SOURCE DOCUMENT:
Decentralized autonomous organization (DAO) & cyber organization (CybOrg or BORG)

Initially applied to the functioning of traditional cryptocurrencies such as Bitcoin, Ether or Litecoin, subsequent blockchain technology projects have explored and expanded different cryptographic mechanisms and methods, covering digital representations of different types of values. However, these projects go beyond the «tokenization», as the latest types of digital representation of values include functions that allow the creation of new organizational structures of DeFi based on DApps, namely «decentralized autonomous organizations» («DAOs») and, more recently, the «cyber organizations» («CybOrgs» or «BORGs»). These structures require a very low level of human intervention and, logically, also have a very high level of autonomy. To achieve these levels, they operate through automated smart contracts or even artificial intelligence. Despite the growth of the DeFi sector, as well as the increase in cases of use of DAOs or even BORGs, there is still a lack of globally approved legal definitions. Currently, the member countries of the Organization for Economic Cooperation and Development - OECD do not have a universally accepted definition of a DAO and, even at national level, few states present a legal definition. Logically, the understanding of the Financial Action Task Force - FATF for DApps and DeFi projects seems to be also applicable to DAOs and BORGs which, in principle, do not seem to be considered VASPs. Currently, a DAO can be defined as a smart contract or network that forms the basis of an organization, conceived as autonomous, decentralized and profit-oriented, using technology for economic transactions and social interactions.

EXERCISE TASKS:
#1 List the traditional cryptocurrencies that the passage on DAOs and cyber organizations names.
#2 Summarize the passage on DAOs and cyber organizations in two sentences.

DATA BLOCK:
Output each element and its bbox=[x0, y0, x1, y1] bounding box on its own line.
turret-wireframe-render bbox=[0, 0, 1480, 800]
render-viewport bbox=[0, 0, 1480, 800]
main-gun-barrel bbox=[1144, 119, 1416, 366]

ANSWERS BELOW:
#1
Bitcoin
Ether
Litecoin

#2 Blockchain projects that began with cryptocurrencies such as Bitcoin have moved beyond tokenization to create new organizational structures, decentralized autonomous organizations (DAOs) and cyber organizations (CybOrgs or BORGs), which need very little human intervention and operate through automated smart contracts or even artificial intelligence. Despite the growth of DeFi and the rising use of these structures, there are still no globally approved legal definitions for them, although a DAO can currently be defined as a smart contract or network that forms the basis of an autonomous, decentralized, profit-oriented organization.